» OBJECTIVE
Search the data below for "cent"; list each line that holds it.

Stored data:
_ _ _ _

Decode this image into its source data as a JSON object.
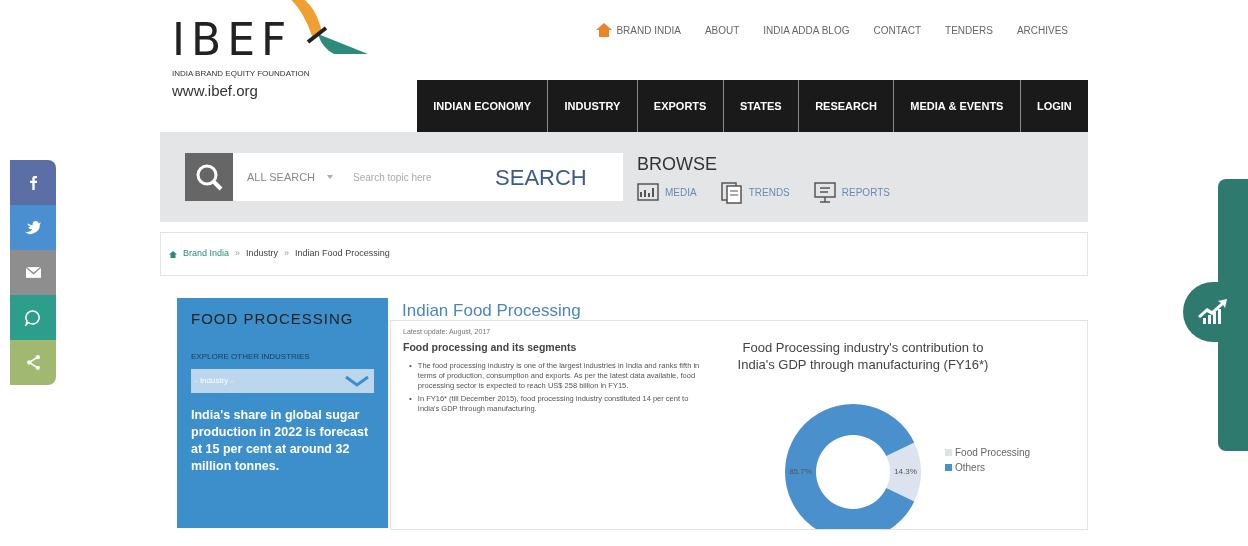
{
  "logo": {
    "wordmark": "IBEF",
    "tagline": "INDIA BRAND EQUITY FOUNDATION",
    "url": "www.ibef.org"
  },
  "top_links": [
    "BRAND INDIA",
    "ABOUT",
    "INDIA ADDA BLOG",
    "CONTACT",
    "TENDERS",
    "ARCHIVES"
  ],
  "main_nav": [
    "INDIAN ECONOMY",
    "INDUSTRY",
    "EXPORTS",
    "STATES",
    "RESEARCH",
    "MEDIA & EVENTS",
    "LOGIN"
  ],
  "search": {
    "scope": "ALL SEARCH",
    "placeholder": "Search topic here",
    "button": "SEARCH"
  },
  "browse": {
    "title": "BROWSE",
    "links": [
      {
        "kind": "media",
        "label": "MEDIA"
      },
      {
        "kind": "trends",
        "label": "TRENDS"
      },
      {
        "kind": "reports",
        "label": "REPORTS"
      }
    ]
  },
  "breadcrumb": [
    {
      "kind": "link",
      "text": "Brand India"
    },
    {
      "kind": "separator",
      "text": "»"
    },
    {
      "kind": "link",
      "text": "Industry"
    },
    {
      "kind": "separator",
      "text": "»"
    },
    {
      "kind": "current",
      "text": "Indian Food Processing"
    }
  ],
  "share_bar": [
    {
      "kind": "facebook",
      "color": "#5b6fa6"
    },
    {
      "kind": "twitter",
      "color": "#4a90d0"
    },
    {
      "kind": "email",
      "color": "#8e8e8e"
    },
    {
      "kind": "whatsapp",
      "color": "#2e9e8c"
    },
    {
      "kind": "share",
      "color": "#a0b870"
    }
  ],
  "sidebar": {
    "title": "FOOD PROCESSING",
    "explore_label": "EXPLORE OTHER INDUSTRIES",
    "dropdown": "- Industry -",
    "fact": "India's share in global sugar production in 2022 is forecast at 15 per cent at around 32 million tonnes."
  },
  "article": {
    "title": "Indian Food Processing",
    "updated": "Latest update: August, 2017",
    "heading": "Food processing and its segments",
    "bullets": [
      {
        "marker": "•",
        "text": "The food processing industry is one of the largest industries in India and ranks fifth in terms of production, consumption and exports. As per the latest data available, food processing sector is expected to reach US$ 258 billion in FY15."
      },
      {
        "marker": "•",
        "text": "In FY16* (till December 2015), food processing industry constituted 14 per cent to India's GDP through manufacturing."
      }
    ],
    "chart_data": {
      "type": "donut",
      "title": "Food Processing industry's contribution to India's GDP through manufacturing (FY16*)",
      "categories": [
        "Food Processing",
        "Others"
      ],
      "values": [
        14.3,
        85.7
      ],
      "colors": [
        "#dde3ee",
        "#4a90cc"
      ],
      "value_labels": [
        "14.3%",
        "85.7%"
      ],
      "legend": "right"
    }
  }
}
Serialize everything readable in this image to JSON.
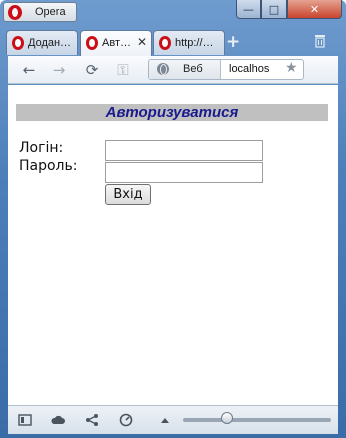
{
  "titlebar": {
    "app_button": "Opera",
    "controls": {
      "minimize": "—",
      "maximize": "□",
      "close": "✕"
    }
  },
  "tabs": [
    {
      "label": "Додан…",
      "active": false
    },
    {
      "label": "Авт…",
      "active": true,
      "close": "✕"
    },
    {
      "label": "http://…",
      "active": false
    }
  ],
  "tabstrip": {
    "new_tab": "+"
  },
  "toolbar": {
    "back": "←",
    "forward": "→",
    "reload": "⟳",
    "key": "⚿",
    "address": {
      "scope_label": "Веб",
      "url": "localhos",
      "star": "★"
    }
  },
  "page": {
    "heading": "Авторизуватися",
    "login_label": "Логін:",
    "password_label": "Пароль:",
    "login_value": "",
    "password_value": "",
    "submit_label": "Вхід"
  },
  "statusbar": {
    "icons": [
      "panel-icon",
      "cloud-icon",
      "share-icon",
      "speed-dial-icon",
      "triangle-icon"
    ],
    "zoom_slider_fraction": 0.3
  }
}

_ _ _ _

» COMPLETE RESPONSE
    "fact": "India's share in global sugar production in 2022 is forecast at 15 per cent at around 32 million tonnes."
        "text": "In FY16* (till December 2015), food processing industry constituted 14 per cent to India's GDP through manufacturing."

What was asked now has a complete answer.